DIRECTIONS = Set down the material below in full, matching it exactly.
---- EXERCISE MATERIALS
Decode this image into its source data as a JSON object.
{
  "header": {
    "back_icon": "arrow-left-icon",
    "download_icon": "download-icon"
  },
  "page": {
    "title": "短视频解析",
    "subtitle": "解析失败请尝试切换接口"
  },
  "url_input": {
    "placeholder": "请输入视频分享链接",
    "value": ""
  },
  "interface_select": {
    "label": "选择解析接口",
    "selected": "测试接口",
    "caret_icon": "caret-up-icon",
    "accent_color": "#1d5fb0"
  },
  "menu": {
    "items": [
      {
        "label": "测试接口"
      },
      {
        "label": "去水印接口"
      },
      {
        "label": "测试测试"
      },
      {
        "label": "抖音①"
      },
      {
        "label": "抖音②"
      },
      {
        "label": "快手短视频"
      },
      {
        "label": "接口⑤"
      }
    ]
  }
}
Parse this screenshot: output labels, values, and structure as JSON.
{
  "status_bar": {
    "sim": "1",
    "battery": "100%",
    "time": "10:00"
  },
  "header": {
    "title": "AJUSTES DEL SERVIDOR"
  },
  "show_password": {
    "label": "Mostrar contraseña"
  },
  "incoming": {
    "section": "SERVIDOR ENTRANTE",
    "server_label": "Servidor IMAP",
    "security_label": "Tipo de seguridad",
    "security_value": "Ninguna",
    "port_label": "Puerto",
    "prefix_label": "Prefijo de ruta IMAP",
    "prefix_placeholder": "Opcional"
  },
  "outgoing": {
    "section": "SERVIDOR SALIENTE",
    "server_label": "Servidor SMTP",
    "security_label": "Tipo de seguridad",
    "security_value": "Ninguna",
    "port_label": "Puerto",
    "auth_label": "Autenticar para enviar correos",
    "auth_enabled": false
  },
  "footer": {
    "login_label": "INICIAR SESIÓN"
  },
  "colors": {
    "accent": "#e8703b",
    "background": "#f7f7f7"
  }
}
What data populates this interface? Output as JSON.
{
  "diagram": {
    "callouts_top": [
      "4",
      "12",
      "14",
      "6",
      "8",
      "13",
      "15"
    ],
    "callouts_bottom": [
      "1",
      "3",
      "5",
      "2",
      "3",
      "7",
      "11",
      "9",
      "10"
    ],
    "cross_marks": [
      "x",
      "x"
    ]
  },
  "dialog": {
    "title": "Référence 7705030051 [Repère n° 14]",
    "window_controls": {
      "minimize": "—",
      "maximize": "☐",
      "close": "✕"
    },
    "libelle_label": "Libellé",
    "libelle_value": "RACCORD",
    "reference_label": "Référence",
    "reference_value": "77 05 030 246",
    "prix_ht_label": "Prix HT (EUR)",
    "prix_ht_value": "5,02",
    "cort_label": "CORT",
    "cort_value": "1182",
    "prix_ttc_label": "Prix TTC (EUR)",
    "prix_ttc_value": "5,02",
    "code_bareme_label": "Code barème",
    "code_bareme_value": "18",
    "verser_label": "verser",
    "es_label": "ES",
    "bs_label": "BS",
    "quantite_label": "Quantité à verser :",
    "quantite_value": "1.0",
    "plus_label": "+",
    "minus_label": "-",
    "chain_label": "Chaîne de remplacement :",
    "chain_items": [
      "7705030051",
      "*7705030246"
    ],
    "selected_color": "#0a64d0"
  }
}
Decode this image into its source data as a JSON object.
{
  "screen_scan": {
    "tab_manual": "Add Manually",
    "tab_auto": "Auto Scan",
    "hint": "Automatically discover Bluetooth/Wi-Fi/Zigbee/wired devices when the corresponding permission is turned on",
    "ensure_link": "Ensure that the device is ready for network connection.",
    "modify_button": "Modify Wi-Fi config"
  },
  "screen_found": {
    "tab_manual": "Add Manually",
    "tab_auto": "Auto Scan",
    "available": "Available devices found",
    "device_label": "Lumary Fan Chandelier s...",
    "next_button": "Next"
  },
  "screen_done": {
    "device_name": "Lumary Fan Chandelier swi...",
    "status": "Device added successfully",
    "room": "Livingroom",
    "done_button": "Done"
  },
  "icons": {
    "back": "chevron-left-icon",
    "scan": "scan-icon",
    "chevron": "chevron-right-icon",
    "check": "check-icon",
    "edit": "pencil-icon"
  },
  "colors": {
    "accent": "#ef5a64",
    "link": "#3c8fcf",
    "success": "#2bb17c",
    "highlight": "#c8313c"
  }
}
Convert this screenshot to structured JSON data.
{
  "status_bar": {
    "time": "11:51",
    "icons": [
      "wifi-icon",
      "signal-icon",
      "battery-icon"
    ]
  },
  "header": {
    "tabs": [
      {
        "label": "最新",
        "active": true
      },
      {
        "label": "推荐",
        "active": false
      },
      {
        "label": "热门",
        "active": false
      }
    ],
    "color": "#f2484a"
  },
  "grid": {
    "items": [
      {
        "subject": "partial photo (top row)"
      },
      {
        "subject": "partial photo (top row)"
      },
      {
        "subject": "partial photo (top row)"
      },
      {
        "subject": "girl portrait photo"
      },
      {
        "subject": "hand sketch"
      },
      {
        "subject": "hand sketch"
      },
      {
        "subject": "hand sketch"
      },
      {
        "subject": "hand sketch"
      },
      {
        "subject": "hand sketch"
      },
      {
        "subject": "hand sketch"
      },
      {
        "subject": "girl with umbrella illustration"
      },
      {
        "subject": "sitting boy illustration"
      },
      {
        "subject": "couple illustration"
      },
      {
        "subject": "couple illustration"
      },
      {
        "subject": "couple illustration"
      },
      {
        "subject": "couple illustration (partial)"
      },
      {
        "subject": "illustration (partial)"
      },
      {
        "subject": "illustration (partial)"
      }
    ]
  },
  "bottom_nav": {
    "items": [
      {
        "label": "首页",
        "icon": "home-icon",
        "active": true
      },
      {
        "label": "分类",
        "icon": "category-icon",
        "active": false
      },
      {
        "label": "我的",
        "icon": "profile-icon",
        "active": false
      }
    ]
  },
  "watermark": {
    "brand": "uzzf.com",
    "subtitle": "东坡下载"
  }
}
--------
SOLVED EXERCISE =
Decode this image into its source data as a JSON object.
{
  "header": {
    "back_icon": "arrow-left-icon",
    "download_icon": "download-icon"
  },
  "page": {
    "title": "短视频解析",
    "subtitle": "解析失败请尝试切换接口"
  },
  "url_input": {
    "placeholder": "请输入视频分享链接",
    "value": ""
  },
  "interface_select": {
    "label": "选择解析接口",
    "selected": "测试接口",
    "caret_icon": "caret-up-icon",
    "accent_color": "#1d5fb0"
  },
  "menu": {
    "items": [
      {
        "label": "测试接口"
      },
      {
        "label": "去水印接口"
      },
      {
        "label": "测试测试"
      },
      {
        "label": "抖音①"
      },
      {
        "label": "抖音②"
      },
      {
        "label": "快手短视频"
      },
      {
        "label": "接口⑤"
      }
    ]
  }
}
Parse this screenshot: output labels, values, and structure as JSON.
{
  "status_bar": {
    "sim": "1",
    "battery": "100%",
    "time": "10:00"
  },
  "header": {
    "title": "AJUSTES DEL SERVIDOR"
  },
  "show_password": {
    "label": "Mostrar contraseña"
  },
  "incoming": {
    "section": "SERVIDOR ENTRANTE",
    "server_label": "Servidor IMAP",
    "security_label": "Tipo de seguridad",
    "security_value": "Ninguna",
    "port_label": "Puerto",
    "prefix_label": "Prefijo de ruta IMAP",
    "prefix_placeholder": "Opcional"
  },
  "outgoing": {
    "section": "SERVIDOR SALIENTE",
    "server_label": "Servidor SMTP",
    "security_label": "Tipo de seguridad",
    "security_value": "Ninguna",
    "port_label": "Puerto",
    "auth_label": "Autenticar para enviar correos",
    "auth_enabled": false
  },
  "footer": {
    "login_label": "INICIAR SESIÓN"
  },
  "colors": {
    "accent": "#e8703b",
    "background": "#f7f7f7"
  }
}
What data populates this interface? Output as JSON.
{
  "diagram": {
    "callouts_top": [
      "4",
      "12",
      "14",
      "6",
      "8",
      "13",
      "15"
    ],
    "callouts_bottom": [
      "1",
      "3",
      "5",
      "2",
      "3",
      "7",
      "11",
      "9",
      "10"
    ],
    "cross_marks": [
      "x",
      "x"
    ]
  },
  "dialog": {
    "title": "Référence 7705030051 [Repère n° 14]",
    "window_controls": {
      "minimize": "—",
      "maximize": "☐",
      "close": "✕"
    },
    "libelle_label": "Libellé",
    "libelle_value": "RACCORD",
    "reference_label": "Référence",
    "reference_value": "77 05 030 246",
    "prix_ht_label": "Prix HT (EUR)",
    "prix_ht_value": "5,02",
    "cort_label": "CORT",
    "cort_value": "1182",
    "prix_ttc_label": "Prix TTC (EUR)",
    "prix_ttc_value": "5,02",
    "code_bareme_label": "Code barème",
    "code_bareme_value": "18",
    "verser_label": "verser",
    "es_label": "ES",
    "bs_label": "BS",
    "quantite_label": "Quantité à verser :",
    "quantite_value": "1.0",
    "plus_label": "+",
    "minus_label": "-",
    "chain_label": "Chaîne de remplacement :",
    "chain_items": [
      "7705030051",
      "*7705030246"
    ],
    "selected_color": "#0a64d0"
  }
}
Decode this image into its source data as a JSON object.
{
  "screen_scan": {
    "tab_manual": "Add Manually",
    "tab_auto": "Auto Scan",
    "hint": "Automatically discover Bluetooth/Wi-Fi/Zigbee/wired devices when the corresponding permission is turned on",
    "ensure_link": "Ensure that the device is ready for network connection.",
    "modify_button": "Modify Wi-Fi config"
  },
  "screen_found": {
    "tab_manual": "Add Manually",
    "tab_auto": "Auto Scan",
    "available": "Available devices found",
    "device_label": "Lumary Fan Chandelier s...",
    "next_button": "Next"
  },
  "screen_done": {
    "device_name": "Lumary Fan Chandelier swi...",
    "status": "Device added successfully",
    "room": "Livingroom",
    "done_button": "Done"
  },
  "icons": {
    "back": "chevron-left-icon",
    "scan": "scan-icon",
    "chevron": "chevron-right-icon",
    "check": "check-icon",
    "edit": "pencil-icon"
  },
  "colors": {
    "accent": "#ef5a64",
    "link": "#3c8fcf",
    "success": "#2bb17c",
    "highlight": "#c8313c"
  }
}
Convert this screenshot to structured JSON data.
{
  "status_bar": {
    "time": "11:51",
    "icons": [
      "wifi-icon",
      "signal-icon",
      "battery-icon"
    ]
  },
  "header": {
    "tabs": [
      {
        "label": "最新",
        "active": true
      },
      {
        "label": "推荐",
        "active": false
      },
      {
        "label": "热门",
        "active": false
      }
    ],
    "color": "#f2484a"
  },
  "grid": {
    "items": [
      {
        "subject": "partial photo (top row)"
      },
      {
        "subject": "partial photo (top row)"
      },
      {
        "subject": "partial photo (top row)"
      },
      {
        "subject": "girl portrait photo"
      },
      {
        "subject": "hand sketch"
      },
      {
        "subject": "hand sketch"
      },
      {
        "subject": "hand sketch"
      },
      {
        "subject": "hand sketch"
      },
      {
        "subject": "hand sketch"
      },
      {
        "subject": "hand sketch"
      },
      {
        "subject": "girl with umbrella illustration"
      },
      {
        "subject": "sitting boy illustration"
      },
      {
        "subject": "couple illustration"
      },
      {
        "subject": "couple illustration"
      },
      {
        "subject": "couple illustration"
      },
      {
        "subject": "couple illustration (partial)"
      },
      {
        "subject": "illustration (partial)"
      },
      {
        "subject": "illustration (partial)"
      }
    ]
  },
  "bottom_nav": {
    "items": [
      {
        "label": "首页",
        "icon": "home-icon",
        "active": true
      },
      {
        "label": "分类",
        "icon": "category-icon",
        "active": false
      },
      {
        "label": "我的",
        "icon": "profile-icon",
        "active": false
      }
    ]
  },
  "watermark": {
    "brand": "uzzf.com",
    "subtitle": "东坡下载"
  }
}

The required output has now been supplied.